Listed entries
• • • •
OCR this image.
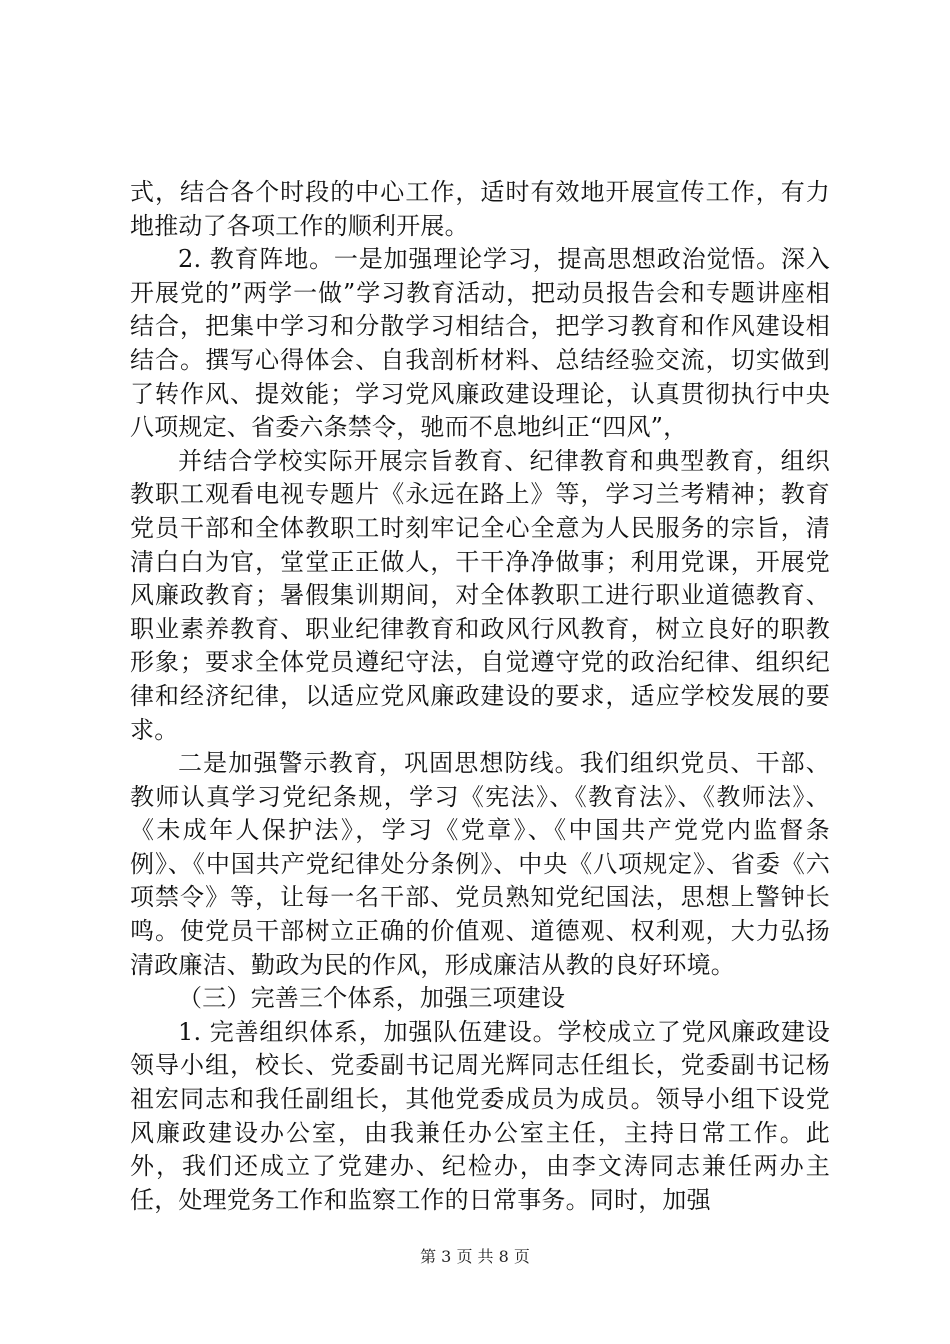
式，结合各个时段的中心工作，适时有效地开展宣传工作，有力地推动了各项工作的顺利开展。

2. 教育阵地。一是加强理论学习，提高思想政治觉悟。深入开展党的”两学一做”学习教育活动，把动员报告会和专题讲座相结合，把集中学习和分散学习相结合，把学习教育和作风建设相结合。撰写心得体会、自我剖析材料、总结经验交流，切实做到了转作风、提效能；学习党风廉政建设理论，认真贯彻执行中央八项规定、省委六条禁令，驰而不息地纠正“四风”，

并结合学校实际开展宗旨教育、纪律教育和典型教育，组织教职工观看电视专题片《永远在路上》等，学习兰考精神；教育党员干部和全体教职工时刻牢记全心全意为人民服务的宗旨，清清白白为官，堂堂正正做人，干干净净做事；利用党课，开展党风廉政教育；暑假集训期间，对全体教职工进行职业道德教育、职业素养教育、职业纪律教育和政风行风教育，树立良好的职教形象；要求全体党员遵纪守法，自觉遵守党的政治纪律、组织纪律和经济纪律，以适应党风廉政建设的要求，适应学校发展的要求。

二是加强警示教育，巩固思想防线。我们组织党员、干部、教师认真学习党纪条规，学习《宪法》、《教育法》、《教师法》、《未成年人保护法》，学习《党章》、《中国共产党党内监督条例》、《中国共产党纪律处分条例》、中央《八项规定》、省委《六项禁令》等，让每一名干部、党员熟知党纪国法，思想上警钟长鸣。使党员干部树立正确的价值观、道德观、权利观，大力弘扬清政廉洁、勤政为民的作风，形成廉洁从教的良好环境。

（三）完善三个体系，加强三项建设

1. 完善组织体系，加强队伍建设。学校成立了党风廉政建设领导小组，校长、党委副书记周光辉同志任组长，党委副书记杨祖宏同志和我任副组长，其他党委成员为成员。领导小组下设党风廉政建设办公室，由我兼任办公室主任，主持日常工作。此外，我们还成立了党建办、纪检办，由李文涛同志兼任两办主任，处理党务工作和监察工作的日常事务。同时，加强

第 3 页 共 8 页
• • • •
Short problem
Transcribe every record above exactly, leaving out the pictures.

Final result
OCR this image.
式，结合各个时段的中心工作，适时有效地开展宣传工作，有力地推动了各项工作的顺利开展。

2. 教育阵地。一是加强理论学习，提高思想政治觉悟。深入开展党的”两学一做”学习教育活动，把动员报告会和专题讲座相结合，把集中学习和分散学习相结合，把学习教育和作风建设相结合。撰写心得体会、自我剖析材料、总结经验交流，切实做到了转作风、提效能；学习党风廉政建设理论，认真贯彻执行中央八项规定、省委六条禁令，驰而不息地纠正“四风”，

并结合学校实际开展宗旨教育、纪律教育和典型教育，组织教职工观看电视专题片《永远在路上》等，学习兰考精神；教育党员干部和全体教职工时刻牢记全心全意为人民服务的宗旨，清清白白为官，堂堂正正做人，干干净净做事；利用党课，开展党风廉政教育；暑假集训期间，对全体教职工进行职业道德教育、职业素养教育、职业纪律教育和政风行风教育，树立良好的职教形象；要求全体党员遵纪守法，自觉遵守党的政治纪律、组织纪律和经济纪律，以适应党风廉政建设的要求，适应学校发展的要求。

二是加强警示教育，巩固思想防线。我们组织党员、干部、教师认真学习党纪条规，学习《宪法》、《教育法》、《教师法》、《未成年人保护法》，学习《党章》、《中国共产党党内监督条例》、《中国共产党纪律处分条例》、中央《八项规定》、省委《六项禁令》等，让每一名干部、党员熟知党纪国法，思想上警钟长鸣。使党员干部树立正确的价值观、道德观、权利观，大力弘扬清政廉洁、勤政为民的作风，形成廉洁从教的良好环境。

（三）完善三个体系，加强三项建设

1. 完善组织体系，加强队伍建设。学校成立了党风廉政建设领导小组，校长、党委副书记周光辉同志任组长，党委副书记杨祖宏同志和我任副组长，其他党委成员为成员。领导小组下设党风廉政建设办公室，由我兼任办公室主任，主持日常工作。此外，我们还成立了党建办、纪检办，由李文涛同志兼任两办主任，处理党务工作和监察工作的日常事务。同时，加强

第 3 页 共 8 页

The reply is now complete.